● **EXERCISE DETAILS**: All lines in the data bearing the string "пленочной" should be identified and copied.

● **SOURCE RECORDS**:
********************
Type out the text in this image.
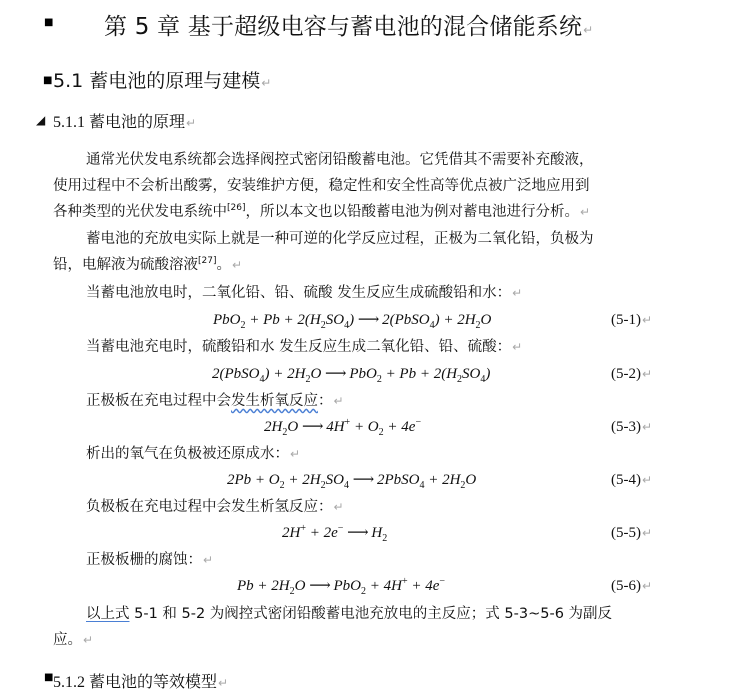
■ 第 5 章 基于超级电容与蓄电池的混合储能系统↵
■ 5.1 蓄电池的原理与建模↵
◢ 5.1.1 蓄电池的原理↵
通常光伏发电系统都会选择阀控式密闭铅酸蓄电池。它凭借其不需要补充酸液，
使用过程中不会析出酸雾，安装维护方便，稳定性和安全性高等优点被广泛地应用到
各种类型的光伏发电系统中[26]，所以本文也以铅酸蓄电池为例对蓄电池进行分析。↵
蓄电池的充放电实际上就是一种可逆的化学反应过程，正极为二氧化铅，负极为
铅，电解液为硫酸溶液[27]。↵
当蓄电池放电时，二氧化铅、铅、硫酸 发生反应生成硫酸铅和水：↵
$PbO_2 + Pb + 2(H_2SO_4)$ ⟶ 2(PbSO$_4$) + $2H_2O$	(5-1)↵
当蓄电池充电时，硫酸铅和水 发生反应生成二氧化铅、铅、硫酸：↵
2(PbSO$_4$) + $2H_2O$ ⟶ $PbO_2 + Pb + 2(H_2SO_4)$	(5-2)↵
正极板在充电过程中会发生析氧反应：↵
$2H_2O$ ⟶ $4H^+ + O_2 + 4e^-$	(5-3)↵
析出的氧气在负极被还原成水：↵
$2Pb + O_2 + 2H_2SO_4$ ⟶ 2PbSO$_4$ + $2H_2O$	(5-4)↵
负极板在充电过程中会发生析氢反应：↵
2H+ + 2e− ⟶ $H_2$	(5-5)↵
正极板栅的腐蚀：↵
$Pb + 2H_2O$ ⟶ PbO$_2$ + 4H+ + 4e−	(5-6)↵
以上式 5-1 和 5-2 为阀控式密闭铅酸蓄电池充放电的主反应；式 5-3~5-6 为副反
应。↵
■ 5.1.2 蓄电池的等效模型↵
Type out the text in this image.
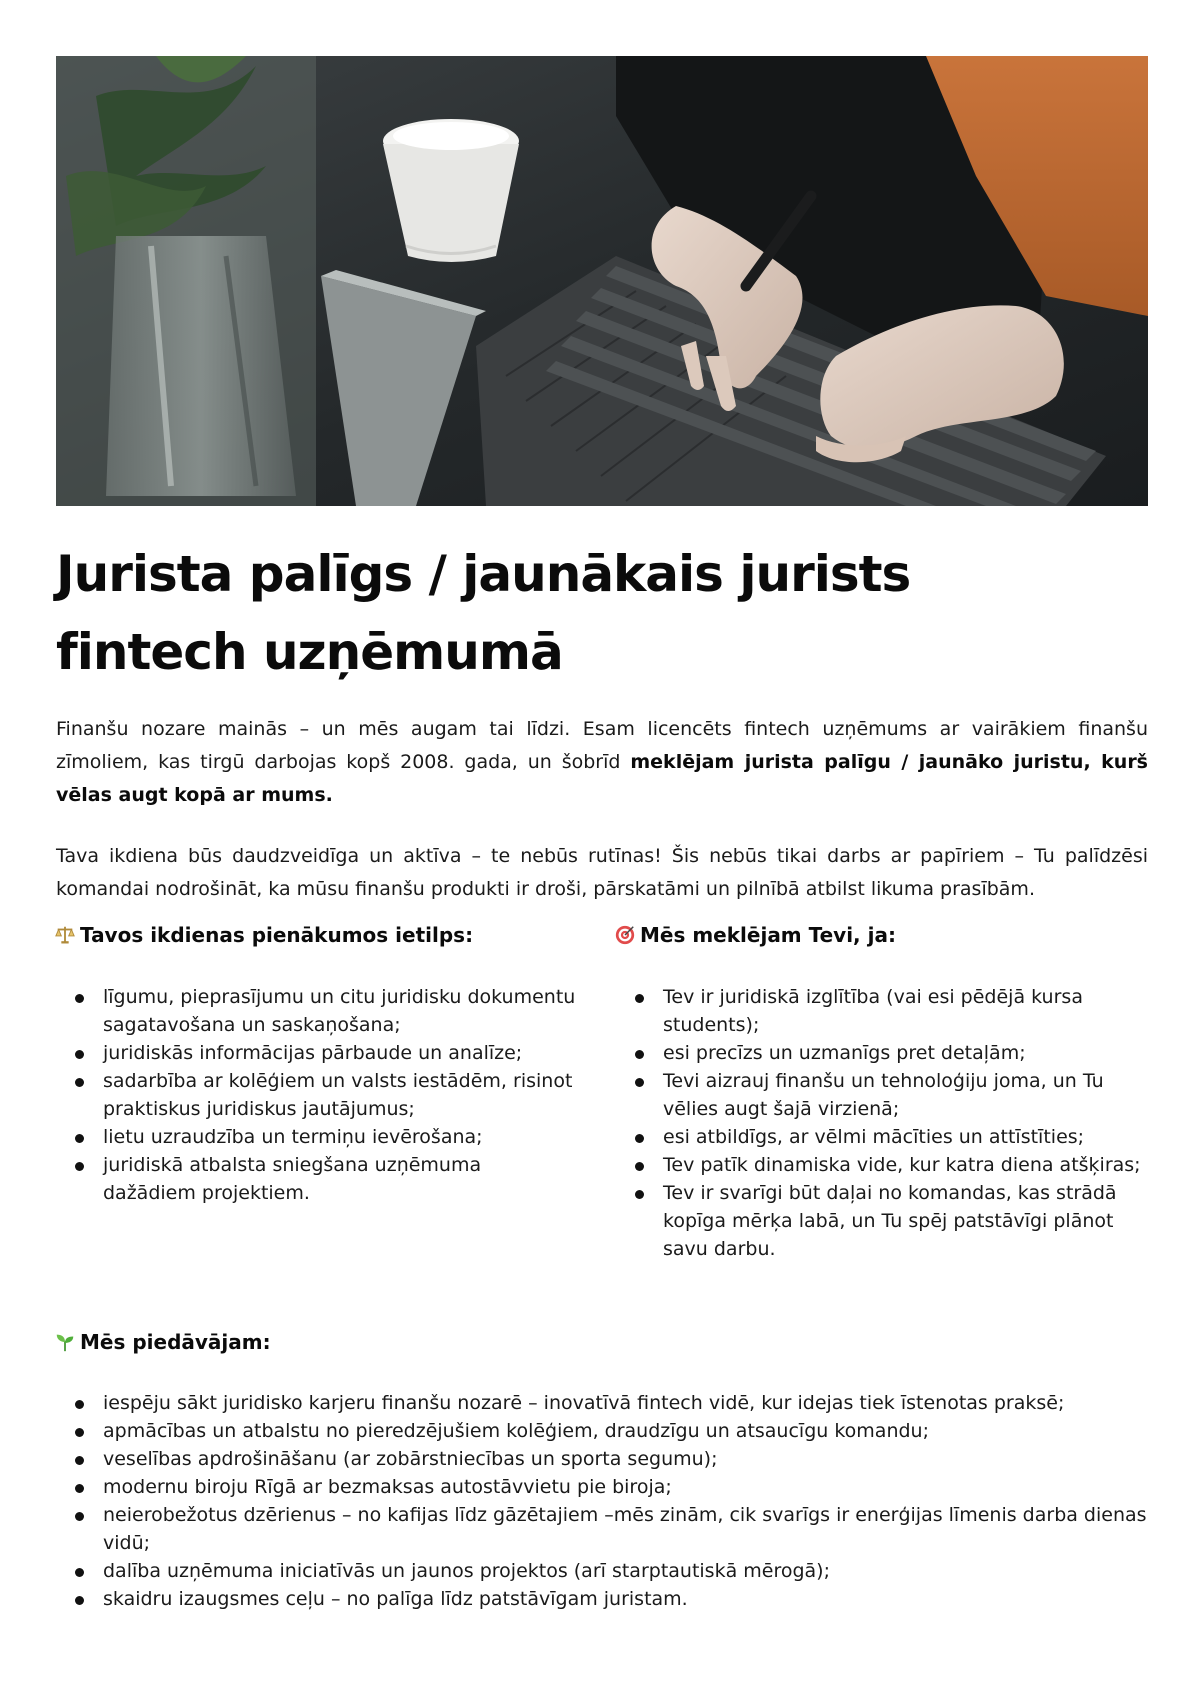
Jurista palīgs / jaunākais jurists
fintech uzņēmumā

Finanšu nozare mainās – un mēs augam tai līdzi. Esam licencēts fintech uzņēmums ar vairākiem finanšu zīmoliem, kas tirgū darbojas kopš 2008. gada, un šobrīd meklējam jurista palīgu / jaunāko juristu, kurš vēlas augt kopā ar mums.

Tava ikdiena būs daudzveidīga un aktīva – te nebūs rutīnas! Šis nebūs tikai darbs ar papīriem – Tu palīdzēsi komandai nodrošināt, ka mūsu finanšu produkti ir droši, pārskatāmi un pilnībā atbilst likuma prasībām.

Tavos ikdienas pienākumos ietilps:
līgumu, pieprasījumu un citu juridisku dokumentu sagatavošana un saskaņošana;
juridiskās informācijas pārbaude un analīze;
sadarbība ar kolēģiem un valsts iestādēm, risinot praktiskus juridiskus jautājumus;
lietu uzraudzība un termiņu ievērošana;
juridiskā atbalsta sniegšana uzņēmuma dažādiem projektiem.
Mēs meklējam Tevi, ja:
Tev ir juridiskā izglītība (vai esi pēdējā kursa students);
esi precīzs un uzmanīgs pret detaļām;
Tevi aizrauj finanšu un tehnoloģiju joma, un Tu vēlies augt šajā virzienā;
esi atbildīgs, ar vēlmi mācīties un attīstīties;
Tev patīk dinamiska vide, kur katra diena atšķiras;
Tev ir svarīgi būt daļai no komandas, kas strādā kopīga mērķa labā, un Tu spēj patstāvīgi plānot savu darbu.
Mēs piedāvājam:
iespēju sākt juridisko karjeru finanšu nozarē – inovatīvā fintech vidē, kur idejas tiek īstenotas praksē;
apmācības un atbalstu no pieredzējušiem kolēģiem, draudzīgu un atsaucīgu komandu;
veselības apdrošināšanu (ar zobārstniecības un sporta segumu);
modernu biroju Rīgā ar bezmaksas autostāvvietu pie biroja;
neierobežotus dzērienus – no kafijas līdz gāzētajiem –mēs zinām, cik svarīgs ir enerģijas līmenis darba dienas vidū;
dalība uzņēmuma iniciatīvās un jaunos projektos (arī starptautiskā mērogā);
skaidru izaugsmes ceļu – no palīga līdz patstāvīgam juristam.
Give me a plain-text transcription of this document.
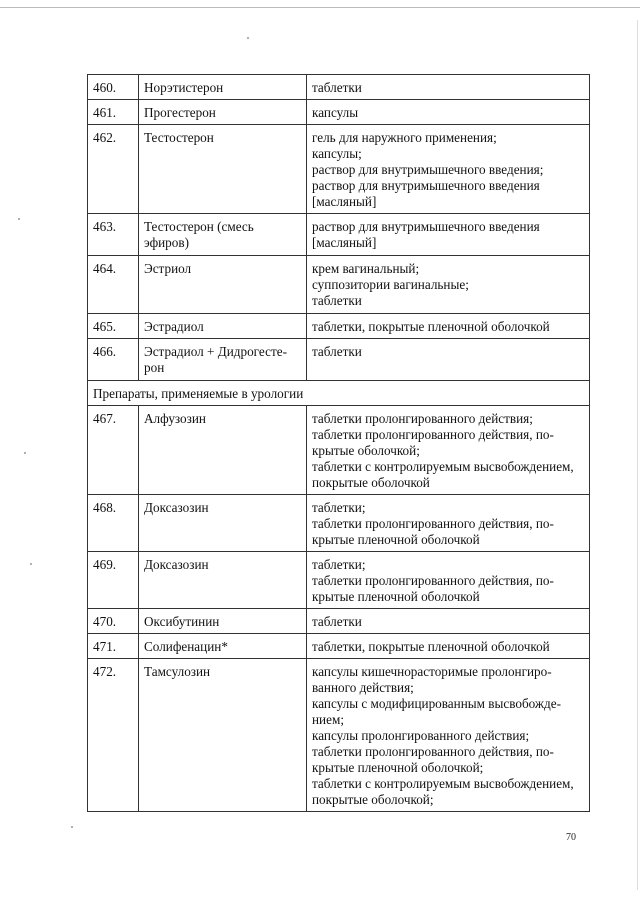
460.	Норэтистерон	таблетки

461.	Прогестерон	капсулы

462.	Тестостерон	гель для наружного применения;
капсулы;
раствор для внутримышечного введения;
раствор для внутримышечного введения [масляный]

463.	Тестостерон (смесь эфиров)	раствор для внутримышечного введения [масляный]

464.	Эстриол	крем вагинальный;
суппозитории вагинальные;
таблетки

465.	Эстрадиол	таблетки, покрытые пленочной оболочкой

466.	Эстрадиол + Дидрогестерон	таблетки

Препараты, применяемые в урологии		
467.	Алфузозин	таблетки пролонгированного действия;
таблетки пролонгированного действия, покрытые оболочкой;
таблетки с контролируемым высвобождением, покрытые оболочкой

468.	Доксазозин	таблетки;
таблетки пролонгированного действия, покрытые пленочной оболочкой

469.	Доксазозин	таблетки;
таблетки пролонгированного действия, покрытые пленочной оболочкой

470.	Оксибутинин	таблетки

471.	Солифенацин*	таблетки, покрытые пленочной оболочкой

472.	Тамсулозин	капсулы кишечнорасторимые пролонгированного действия;
капсулы с модифицированным высвобождением;
капсулы пролонгированного действия;
таблетки пролонгированного действия, покрытые пленочной оболочкой;
таблетки с контролируемым высвобождением, покрытые оболочкой;
70
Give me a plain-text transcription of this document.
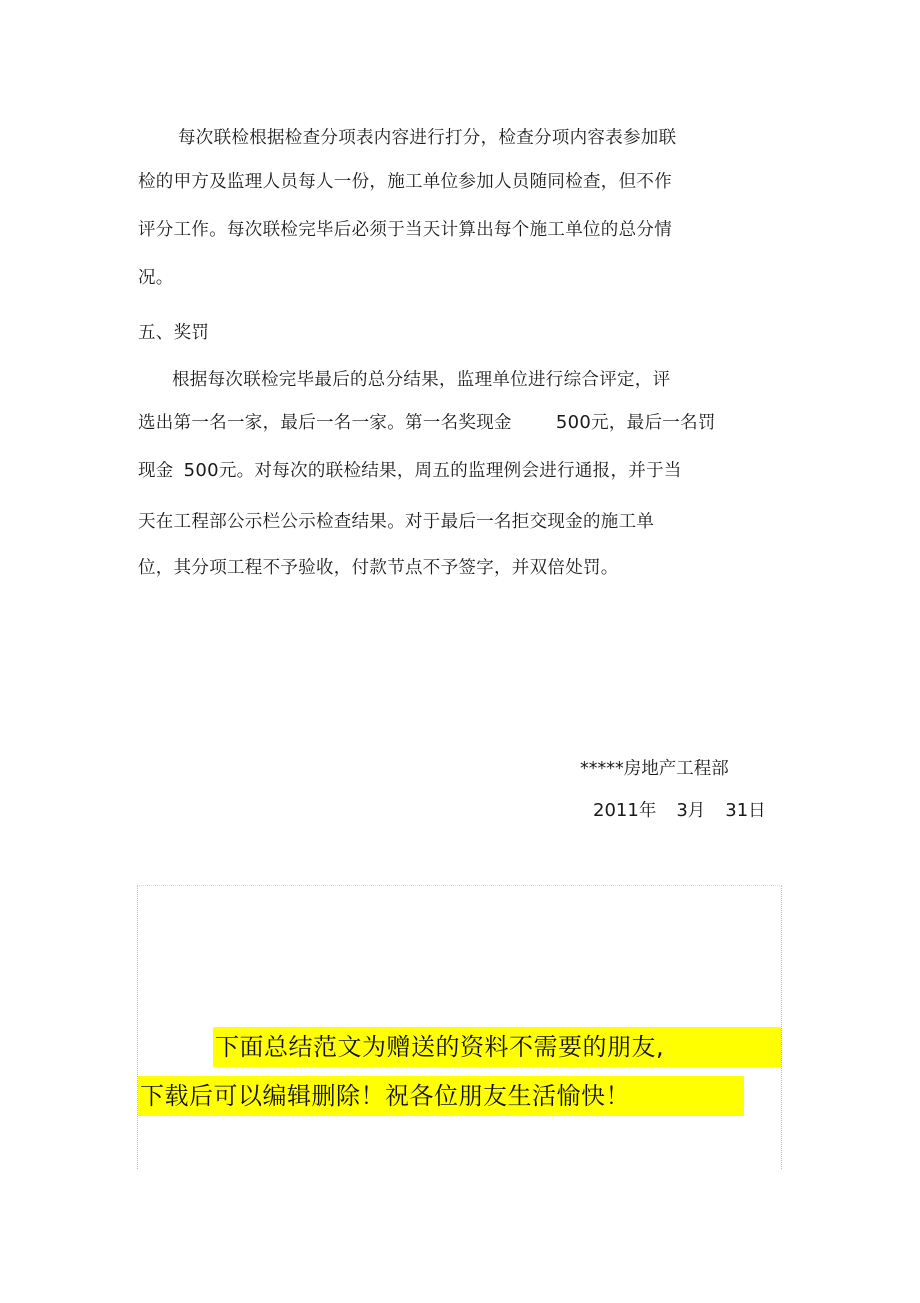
每次联检根据检查分项表内容进行打分，检查分项内容表参加联
检的甲方及监理人员每人一份，施工单位参加人员随同检查，但不作
评分工作。每次联检完毕后必须于当天计算出每个施工单位的总分情
况。
五、奖罚
根据每次联检完毕最后的总分结果，监理单位进行综合评定，评
选出第一名一家，最后一名一家。第一名奖现金 500元，最后一名罚
现金 500元。对每次的联检结果，周五的监理例会进行通报，并于当
天在工程部公示栏公示检查结果。对于最后一名拒交现金的施工单
位，其分项工程不予验收，付款节点不予签字，并双倍处罚。
*****房地产工程部
2011年 3月 31日
下面总结范文为赠送的资料不需要的朋友,
下载后可以编辑删除！祝各位朋友生活愉快！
********************
● **COMPLETE ANSWER**:
465.	Эстрадиол	таблетки, покрытые пленочной оболочкой
таблетки пролонгированного действия, покрытые пленочной оболочкой
таблетки пролонгированного действия, покрытые пленочной оболочкой
471.	Солифенацин*	таблетки, покрытые пленочной оболочкой
таблетки пролонгированного действия, покрытые пленочной оболочкой;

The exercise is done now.